Copy all lines holding the word "secuencial" from the entries.

### Supplied material ###

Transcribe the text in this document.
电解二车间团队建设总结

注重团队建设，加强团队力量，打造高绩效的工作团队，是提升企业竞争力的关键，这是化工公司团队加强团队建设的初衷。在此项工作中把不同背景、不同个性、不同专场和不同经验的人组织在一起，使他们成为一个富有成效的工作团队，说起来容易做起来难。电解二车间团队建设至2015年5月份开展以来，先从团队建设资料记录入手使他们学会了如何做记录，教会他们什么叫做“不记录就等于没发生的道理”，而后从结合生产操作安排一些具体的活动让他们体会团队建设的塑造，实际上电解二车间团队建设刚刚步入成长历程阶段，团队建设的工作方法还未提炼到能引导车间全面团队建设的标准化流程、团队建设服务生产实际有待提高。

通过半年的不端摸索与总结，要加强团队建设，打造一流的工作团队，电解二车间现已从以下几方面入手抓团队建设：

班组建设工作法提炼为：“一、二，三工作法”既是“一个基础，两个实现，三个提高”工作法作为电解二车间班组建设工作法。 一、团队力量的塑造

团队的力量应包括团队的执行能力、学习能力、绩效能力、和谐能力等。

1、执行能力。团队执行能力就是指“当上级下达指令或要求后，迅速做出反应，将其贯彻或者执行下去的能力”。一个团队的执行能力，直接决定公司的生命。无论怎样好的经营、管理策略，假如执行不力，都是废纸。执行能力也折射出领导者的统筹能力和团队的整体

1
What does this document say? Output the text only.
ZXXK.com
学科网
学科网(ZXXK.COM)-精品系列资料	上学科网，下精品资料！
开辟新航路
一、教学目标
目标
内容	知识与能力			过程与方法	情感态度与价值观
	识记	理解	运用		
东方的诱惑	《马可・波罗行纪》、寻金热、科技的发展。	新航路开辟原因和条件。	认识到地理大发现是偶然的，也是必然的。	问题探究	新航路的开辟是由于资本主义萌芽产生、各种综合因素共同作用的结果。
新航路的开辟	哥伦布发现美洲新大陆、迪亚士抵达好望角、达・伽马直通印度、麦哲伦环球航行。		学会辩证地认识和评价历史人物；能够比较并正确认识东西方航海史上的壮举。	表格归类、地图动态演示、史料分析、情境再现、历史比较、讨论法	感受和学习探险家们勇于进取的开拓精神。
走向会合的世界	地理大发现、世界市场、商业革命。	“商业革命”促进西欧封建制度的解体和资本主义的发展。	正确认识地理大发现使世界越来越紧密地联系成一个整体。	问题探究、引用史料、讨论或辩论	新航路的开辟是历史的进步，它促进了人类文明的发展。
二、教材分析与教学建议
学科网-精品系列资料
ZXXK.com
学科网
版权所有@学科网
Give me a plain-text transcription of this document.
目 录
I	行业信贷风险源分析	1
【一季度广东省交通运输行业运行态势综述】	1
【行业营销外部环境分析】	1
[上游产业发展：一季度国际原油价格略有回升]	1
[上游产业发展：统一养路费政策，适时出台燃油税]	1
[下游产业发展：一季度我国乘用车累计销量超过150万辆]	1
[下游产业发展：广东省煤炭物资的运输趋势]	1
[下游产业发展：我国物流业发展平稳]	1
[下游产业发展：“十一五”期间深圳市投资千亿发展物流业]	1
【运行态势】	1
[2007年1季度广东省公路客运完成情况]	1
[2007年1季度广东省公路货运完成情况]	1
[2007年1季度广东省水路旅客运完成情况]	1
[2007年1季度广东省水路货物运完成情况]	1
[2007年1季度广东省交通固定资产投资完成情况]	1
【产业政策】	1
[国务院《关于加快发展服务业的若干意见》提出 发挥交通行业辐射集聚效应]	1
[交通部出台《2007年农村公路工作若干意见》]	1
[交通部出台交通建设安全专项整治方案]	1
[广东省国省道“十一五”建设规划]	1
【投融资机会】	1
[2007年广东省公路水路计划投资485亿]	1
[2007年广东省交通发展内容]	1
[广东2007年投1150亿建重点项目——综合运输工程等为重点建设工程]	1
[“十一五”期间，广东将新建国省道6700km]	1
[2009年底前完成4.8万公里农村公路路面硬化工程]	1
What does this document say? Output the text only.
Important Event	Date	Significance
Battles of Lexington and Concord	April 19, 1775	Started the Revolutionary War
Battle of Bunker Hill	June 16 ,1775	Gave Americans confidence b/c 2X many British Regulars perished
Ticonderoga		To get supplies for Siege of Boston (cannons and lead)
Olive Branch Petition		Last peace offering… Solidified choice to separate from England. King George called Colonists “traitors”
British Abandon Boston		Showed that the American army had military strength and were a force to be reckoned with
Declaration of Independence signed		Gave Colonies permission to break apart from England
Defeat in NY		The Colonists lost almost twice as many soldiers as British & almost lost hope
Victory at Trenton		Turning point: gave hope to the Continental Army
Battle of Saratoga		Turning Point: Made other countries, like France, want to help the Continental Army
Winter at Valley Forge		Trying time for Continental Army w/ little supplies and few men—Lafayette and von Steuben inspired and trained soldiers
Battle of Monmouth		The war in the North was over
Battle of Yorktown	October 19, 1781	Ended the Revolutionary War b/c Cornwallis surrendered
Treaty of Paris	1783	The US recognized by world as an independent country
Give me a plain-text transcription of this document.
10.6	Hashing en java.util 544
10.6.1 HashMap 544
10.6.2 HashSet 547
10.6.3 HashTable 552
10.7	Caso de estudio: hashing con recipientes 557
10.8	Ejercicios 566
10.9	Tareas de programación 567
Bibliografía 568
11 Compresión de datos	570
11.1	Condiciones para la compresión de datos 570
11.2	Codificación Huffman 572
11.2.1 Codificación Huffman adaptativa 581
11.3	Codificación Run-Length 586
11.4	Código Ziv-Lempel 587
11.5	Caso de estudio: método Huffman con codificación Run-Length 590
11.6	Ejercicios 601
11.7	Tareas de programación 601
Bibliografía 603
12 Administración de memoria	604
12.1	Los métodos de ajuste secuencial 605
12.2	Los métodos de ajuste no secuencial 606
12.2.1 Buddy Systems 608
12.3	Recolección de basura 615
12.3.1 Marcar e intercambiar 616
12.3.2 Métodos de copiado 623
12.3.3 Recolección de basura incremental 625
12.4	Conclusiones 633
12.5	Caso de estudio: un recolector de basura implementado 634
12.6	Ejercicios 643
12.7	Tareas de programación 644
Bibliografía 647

###

▶ _Final answer_
12.1	Los métodos de ajuste secuencial 605
12.2	Los métodos de ajuste no secuencial 606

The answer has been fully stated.